**Written problem**
The records that follow need to be output exactly as they are.

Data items

────────────────────────────────────────

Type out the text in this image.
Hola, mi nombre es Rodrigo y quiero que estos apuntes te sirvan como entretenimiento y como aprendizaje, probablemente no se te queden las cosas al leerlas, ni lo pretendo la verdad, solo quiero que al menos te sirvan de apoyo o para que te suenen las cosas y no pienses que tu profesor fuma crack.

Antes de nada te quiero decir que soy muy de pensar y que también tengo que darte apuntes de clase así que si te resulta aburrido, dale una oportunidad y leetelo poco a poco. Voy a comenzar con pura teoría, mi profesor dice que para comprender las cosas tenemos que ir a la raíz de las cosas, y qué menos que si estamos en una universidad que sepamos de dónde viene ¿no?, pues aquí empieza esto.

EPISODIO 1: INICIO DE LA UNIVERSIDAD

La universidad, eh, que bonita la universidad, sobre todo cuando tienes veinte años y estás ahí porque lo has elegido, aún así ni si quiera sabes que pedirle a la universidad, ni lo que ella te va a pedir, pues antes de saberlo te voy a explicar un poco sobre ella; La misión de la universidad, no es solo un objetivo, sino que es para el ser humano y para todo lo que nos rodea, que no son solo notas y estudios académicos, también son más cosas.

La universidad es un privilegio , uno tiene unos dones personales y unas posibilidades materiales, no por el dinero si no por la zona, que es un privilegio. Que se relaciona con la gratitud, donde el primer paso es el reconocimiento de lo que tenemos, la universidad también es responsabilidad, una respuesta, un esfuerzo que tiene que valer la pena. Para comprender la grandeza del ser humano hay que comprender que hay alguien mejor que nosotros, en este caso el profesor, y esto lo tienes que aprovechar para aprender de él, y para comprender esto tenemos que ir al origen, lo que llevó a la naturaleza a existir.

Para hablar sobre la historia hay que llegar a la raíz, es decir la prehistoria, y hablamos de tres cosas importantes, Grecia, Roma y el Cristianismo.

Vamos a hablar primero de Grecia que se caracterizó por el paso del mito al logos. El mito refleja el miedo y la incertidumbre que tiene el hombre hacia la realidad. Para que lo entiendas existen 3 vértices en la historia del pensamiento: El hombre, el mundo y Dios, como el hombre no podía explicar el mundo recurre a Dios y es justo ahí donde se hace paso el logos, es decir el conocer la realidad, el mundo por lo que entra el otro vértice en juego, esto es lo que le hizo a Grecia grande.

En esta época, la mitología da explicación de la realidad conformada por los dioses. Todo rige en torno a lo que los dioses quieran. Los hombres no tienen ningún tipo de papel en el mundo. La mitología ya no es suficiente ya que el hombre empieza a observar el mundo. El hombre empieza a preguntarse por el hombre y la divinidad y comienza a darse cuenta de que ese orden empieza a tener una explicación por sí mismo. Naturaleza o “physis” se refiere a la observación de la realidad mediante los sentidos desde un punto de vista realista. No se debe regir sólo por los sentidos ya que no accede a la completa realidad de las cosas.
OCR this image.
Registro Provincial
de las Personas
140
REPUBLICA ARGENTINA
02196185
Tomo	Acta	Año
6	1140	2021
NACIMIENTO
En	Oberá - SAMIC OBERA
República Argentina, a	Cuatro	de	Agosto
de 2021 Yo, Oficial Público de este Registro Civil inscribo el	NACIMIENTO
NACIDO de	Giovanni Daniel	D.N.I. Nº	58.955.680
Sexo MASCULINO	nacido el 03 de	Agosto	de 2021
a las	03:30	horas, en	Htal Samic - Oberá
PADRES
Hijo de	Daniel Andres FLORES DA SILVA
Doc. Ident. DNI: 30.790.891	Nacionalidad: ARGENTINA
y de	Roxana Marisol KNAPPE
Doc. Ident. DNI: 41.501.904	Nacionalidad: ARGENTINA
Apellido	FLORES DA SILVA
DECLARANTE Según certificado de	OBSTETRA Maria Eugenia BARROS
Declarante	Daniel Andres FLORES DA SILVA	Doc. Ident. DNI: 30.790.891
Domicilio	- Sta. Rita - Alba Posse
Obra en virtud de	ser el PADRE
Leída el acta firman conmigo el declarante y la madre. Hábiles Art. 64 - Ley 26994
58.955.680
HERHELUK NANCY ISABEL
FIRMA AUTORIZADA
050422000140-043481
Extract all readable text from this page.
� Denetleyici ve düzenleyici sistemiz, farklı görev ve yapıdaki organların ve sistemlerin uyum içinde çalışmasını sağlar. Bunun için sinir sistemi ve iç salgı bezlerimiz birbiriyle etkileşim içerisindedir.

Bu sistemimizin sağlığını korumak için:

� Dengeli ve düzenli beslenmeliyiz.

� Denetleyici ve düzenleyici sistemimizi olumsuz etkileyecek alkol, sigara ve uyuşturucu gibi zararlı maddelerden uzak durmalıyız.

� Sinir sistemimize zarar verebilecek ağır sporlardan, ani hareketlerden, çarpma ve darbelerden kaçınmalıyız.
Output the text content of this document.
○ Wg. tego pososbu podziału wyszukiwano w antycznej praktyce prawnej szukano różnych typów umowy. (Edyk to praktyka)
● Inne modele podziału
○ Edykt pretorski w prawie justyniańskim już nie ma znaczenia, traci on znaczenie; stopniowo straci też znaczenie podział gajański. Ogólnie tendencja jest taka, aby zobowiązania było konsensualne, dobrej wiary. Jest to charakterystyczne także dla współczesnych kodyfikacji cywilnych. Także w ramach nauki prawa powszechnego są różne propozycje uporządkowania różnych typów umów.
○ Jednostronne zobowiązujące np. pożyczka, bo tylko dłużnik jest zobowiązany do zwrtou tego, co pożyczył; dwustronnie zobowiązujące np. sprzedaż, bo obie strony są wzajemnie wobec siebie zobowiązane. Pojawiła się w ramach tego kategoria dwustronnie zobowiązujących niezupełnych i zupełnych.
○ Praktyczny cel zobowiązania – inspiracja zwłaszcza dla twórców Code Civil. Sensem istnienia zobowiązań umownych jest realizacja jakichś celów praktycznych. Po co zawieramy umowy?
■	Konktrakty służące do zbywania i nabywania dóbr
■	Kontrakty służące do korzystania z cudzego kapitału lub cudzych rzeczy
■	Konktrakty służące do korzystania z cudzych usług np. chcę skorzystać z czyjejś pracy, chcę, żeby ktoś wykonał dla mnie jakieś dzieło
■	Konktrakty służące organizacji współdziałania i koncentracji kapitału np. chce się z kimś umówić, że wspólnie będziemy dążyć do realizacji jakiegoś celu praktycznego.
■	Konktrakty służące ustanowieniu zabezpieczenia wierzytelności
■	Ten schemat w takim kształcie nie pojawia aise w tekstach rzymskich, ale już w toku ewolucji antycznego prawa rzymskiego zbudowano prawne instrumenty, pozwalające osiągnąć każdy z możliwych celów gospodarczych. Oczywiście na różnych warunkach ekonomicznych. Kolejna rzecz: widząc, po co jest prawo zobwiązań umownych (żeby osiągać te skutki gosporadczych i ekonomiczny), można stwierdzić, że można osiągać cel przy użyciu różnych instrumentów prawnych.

────────────────────────────────────────

**Complete response**
Type out the text in this image.
Hola, mi nombre es Rodrigo y quiero que estos apuntes te sirvan como entretenimiento y como aprendizaje, probablemente no se te queden las cosas al leerlas, ni lo pretendo la verdad, solo quiero que al menos te sirvan de apoyo o para que te suenen las cosas y no pienses que tu profesor fuma crack.

Antes de nada te quiero decir que soy muy de pensar y que también tengo que darte apuntes de clase así que si te resulta aburrido, dale una oportunidad y leetelo poco a poco. Voy a comenzar con pura teoría, mi profesor dice que para comprender las cosas tenemos que ir a la raíz de las cosas, y qué menos que si estamos en una universidad que sepamos de dónde viene ¿no?, pues aquí empieza esto.

EPISODIO 1: INICIO DE LA UNIVERSIDAD

La universidad, eh, que bonita la universidad, sobre todo cuando tienes veinte años y estás ahí porque lo has elegido, aún así ni si quiera sabes que pedirle a la universidad, ni lo que ella te va a pedir, pues antes de saberlo te voy a explicar un poco sobre ella; La misión de la universidad, no es solo un objetivo, sino que es para el ser humano y para todo lo que nos rodea, que no son solo notas y estudios académicos, también son más cosas.

La universidad es un privilegio , uno tiene unos dones personales y unas posibilidades materiales, no por el dinero si no por la zona, que es un privilegio. Que se relaciona con la gratitud, donde el primer paso es el reconocimiento de lo que tenemos, la universidad también es responsabilidad, una respuesta, un esfuerzo que tiene que valer la pena. Para comprender la grandeza del ser humano hay que comprender que hay alguien mejor que nosotros, en este caso el profesor, y esto lo tienes que aprovechar para aprender de él, y para comprender esto tenemos que ir al origen, lo que llevó a la naturaleza a existir.

Para hablar sobre la historia hay que llegar a la raíz, es decir la prehistoria, y hablamos de tres cosas importantes, Grecia, Roma y el Cristianismo.

Vamos a hablar primero de Grecia que se caracterizó por el paso del mito al logos. El mito refleja el miedo y la incertidumbre que tiene el hombre hacia la realidad. Para que lo entiendas existen 3 vértices en la historia del pensamiento: El hombre, el mundo y Dios, como el hombre no podía explicar el mundo recurre a Dios y es justo ahí donde se hace paso el logos, es decir el conocer la realidad, el mundo por lo que entra el otro vértice en juego, esto es lo que le hizo a Grecia grande.

En esta época, la mitología da explicación de la realidad conformada por los dioses. Todo rige en torno a lo que los dioses quieran. Los hombres no tienen ningún tipo de papel en el mundo. La mitología ya no es suficiente ya que el hombre empieza a observar el mundo. El hombre empieza a preguntarse por el hombre y la divinidad y comienza a darse cuenta de que ese orden empieza a tener una explicación por sí mismo. Naturaleza o “physis” se refiere a la observación de la realidad mediante los sentidos desde un punto de vista realista. No se debe regir sólo por los sentidos ya que no accede a la completa realidad de las cosas.
OCR this image.
Registro Provincial
de las Personas
140
REPUBLICA ARGENTINA
02196185
Tomo	Acta	Año
6	1140	2021
NACIMIENTO
En	Oberá - SAMIC OBERA
República Argentina, a	Cuatro	de	Agosto
de 2021 Yo, Oficial Público de este Registro Civil inscribo el	NACIMIENTO
NACIDO de	Giovanni Daniel	D.N.I. Nº	58.955.680
Sexo MASCULINO	nacido el 03 de	Agosto	de 2021
a las	03:30	horas, en	Htal Samic - Oberá
PADRES
Hijo de	Daniel Andres FLORES DA SILVA
Doc. Ident. DNI: 30.790.891	Nacionalidad: ARGENTINA
y de	Roxana Marisol KNAPPE
Doc. Ident. DNI: 41.501.904	Nacionalidad: ARGENTINA
Apellido	FLORES DA SILVA
DECLARANTE Según certificado de	OBSTETRA Maria Eugenia BARROS
Declarante	Daniel Andres FLORES DA SILVA	Doc. Ident. DNI: 30.790.891
Domicilio	- Sta. Rita - Alba Posse
Obra en virtud de	ser el PADRE
Leída el acta firman conmigo el declarante y la madre. Hábiles Art. 64 - Ley 26994
58.955.680
HERHELUK NANCY ISABEL
FIRMA AUTORIZADA
050422000140-043481
Extract all readable text from this page.
� Denetleyici ve düzenleyici sistemiz, farklı görev ve yapıdaki organların ve sistemlerin uyum içinde çalışmasını sağlar. Bunun için sinir sistemi ve iç salgı bezlerimiz birbiriyle etkileşim içerisindedir.

Bu sistemimizin sağlığını korumak için:

� Dengeli ve düzenli beslenmeliyiz.

� Denetleyici ve düzenleyici sistemimizi olumsuz etkileyecek alkol, sigara ve uyuşturucu gibi zararlı maddelerden uzak durmalıyız.

� Sinir sistemimize zarar verebilecek ağır sporlardan, ani hareketlerden, çarpma ve darbelerden kaçınmalıyız.
Output the text content of this document.
○ Wg. tego pososbu podziału wyszukiwano w antycznej praktyce prawnej szukano różnych typów umowy. (Edyk to praktyka)
● Inne modele podziału
○ Edykt pretorski w prawie justyniańskim już nie ma znaczenia, traci on znaczenie; stopniowo straci też znaczenie podział gajański. Ogólnie tendencja jest taka, aby zobowiązania było konsensualne, dobrej wiary. Jest to charakterystyczne także dla współczesnych kodyfikacji cywilnych. Także w ramach nauki prawa powszechnego są różne propozycje uporządkowania różnych typów umów.
○ Jednostronne zobowiązujące np. pożyczka, bo tylko dłużnik jest zobowiązany do zwrtou tego, co pożyczył; dwustronnie zobowiązujące np. sprzedaż, bo obie strony są wzajemnie wobec siebie zobowiązane. Pojawiła się w ramach tego kategoria dwustronnie zobowiązujących niezupełnych i zupełnych.
○ Praktyczny cel zobowiązania – inspiracja zwłaszcza dla twórców Code Civil. Sensem istnienia zobowiązań umownych jest realizacja jakichś celów praktycznych. Po co zawieramy umowy?
■	Konktrakty służące do zbywania i nabywania dóbr
■	Kontrakty służące do korzystania z cudzego kapitału lub cudzych rzeczy
■	Konktrakty służące do korzystania z cudzych usług np. chcę skorzystać z czyjejś pracy, chcę, żeby ktoś wykonał dla mnie jakieś dzieło
■	Konktrakty służące organizacji współdziałania i koncentracji kapitału np. chce się z kimś umówić, że wspólnie będziemy dążyć do realizacji jakiegoś celu praktycznego.
■	Konktrakty służące ustanowieniu zabezpieczenia wierzytelności
■	Ten schemat w takim kształcie nie pojawia aise w tekstach rzymskich, ale już w toku ewolucji antycznego prawa rzymskiego zbudowano prawne instrumenty, pozwalające osiągnąć każdy z możliwych celów gospodarczych. Oczywiście na różnych warunkach ekonomicznych. Kolejna rzecz: widząc, po co jest prawo zobwiązań umownych (żeby osiągać te skutki gosporadczych i ekonomiczny), można stwierdzić, że można osiągać cel przy użyciu różnych instrumentów prawnych.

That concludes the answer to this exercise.